[Provided data]
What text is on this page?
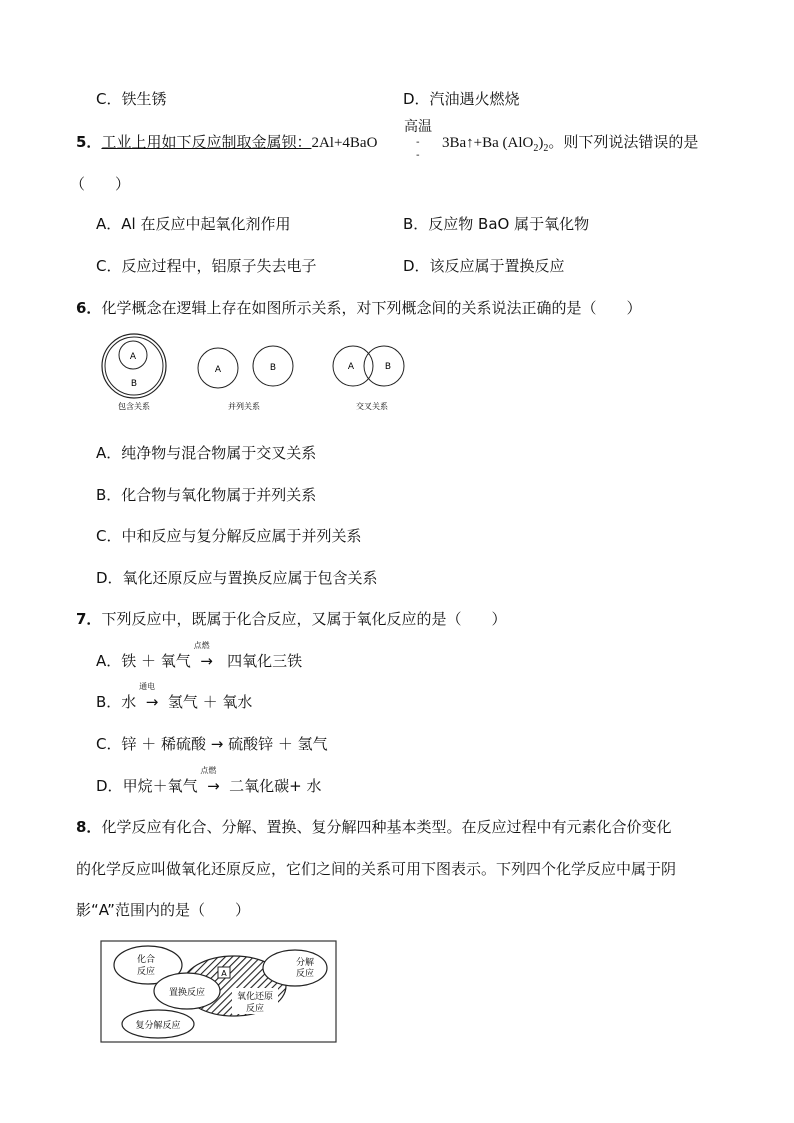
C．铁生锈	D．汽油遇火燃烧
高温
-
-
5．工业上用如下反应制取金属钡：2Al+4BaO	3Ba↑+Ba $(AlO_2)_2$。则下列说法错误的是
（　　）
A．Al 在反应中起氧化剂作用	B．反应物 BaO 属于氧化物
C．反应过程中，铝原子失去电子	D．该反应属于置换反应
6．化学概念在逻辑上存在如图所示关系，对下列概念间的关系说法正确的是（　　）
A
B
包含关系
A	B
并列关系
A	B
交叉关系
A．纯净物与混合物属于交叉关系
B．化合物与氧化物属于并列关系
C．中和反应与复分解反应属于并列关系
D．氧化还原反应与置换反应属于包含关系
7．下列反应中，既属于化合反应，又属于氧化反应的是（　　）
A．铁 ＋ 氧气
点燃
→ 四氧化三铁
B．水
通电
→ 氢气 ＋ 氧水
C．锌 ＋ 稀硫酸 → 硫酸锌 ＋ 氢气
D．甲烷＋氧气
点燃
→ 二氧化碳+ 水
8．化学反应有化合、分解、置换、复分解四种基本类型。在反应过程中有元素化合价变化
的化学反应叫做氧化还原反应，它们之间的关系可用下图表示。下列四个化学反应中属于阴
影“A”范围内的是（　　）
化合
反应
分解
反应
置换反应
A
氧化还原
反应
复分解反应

[Your goal] Using the material above, retype each entry exactly and omit the pictures.

[Task output]
What text is on this page?
C．铁生锈	D．汽油遇火燃烧
高温
-
-
5．工业上用如下反应制取金属钡：2Al+4BaO	3Ba↑+Ba $(AlO_2)_2$。则下列说法错误的是
（　　）
A．Al 在反应中起氧化剂作用	B．反应物 BaO 属于氧化物
C．反应过程中，铝原子失去电子	D．该反应属于置换反应
6．化学概念在逻辑上存在如图所示关系，对下列概念间的关系说法正确的是（　　）
A
B
包含关系
A	B
并列关系
A	B
交叉关系
A．纯净物与混合物属于交叉关系
B．化合物与氧化物属于并列关系
C．中和反应与复分解反应属于并列关系
D．氧化还原反应与置换反应属于包含关系
7．下列反应中，既属于化合反应，又属于氧化反应的是（　　）
A．铁 ＋ 氧气
点燃
→ 四氧化三铁
B．水
通电
→ 氢气 ＋ 氧水
C．锌 ＋ 稀硫酸 → 硫酸锌 ＋ 氢气
D．甲烷＋氧气
点燃
→ 二氧化碳+ 水
8．化学反应有化合、分解、置换、复分解四种基本类型。在反应过程中有元素化合价变化
的化学反应叫做氧化还原反应，它们之间的关系可用下图表示。下列四个化学反应中属于阴
影“A”范围内的是（　　）
化合
反应
分解
反应
置换反应
A
氧化还原
反应
复分解反应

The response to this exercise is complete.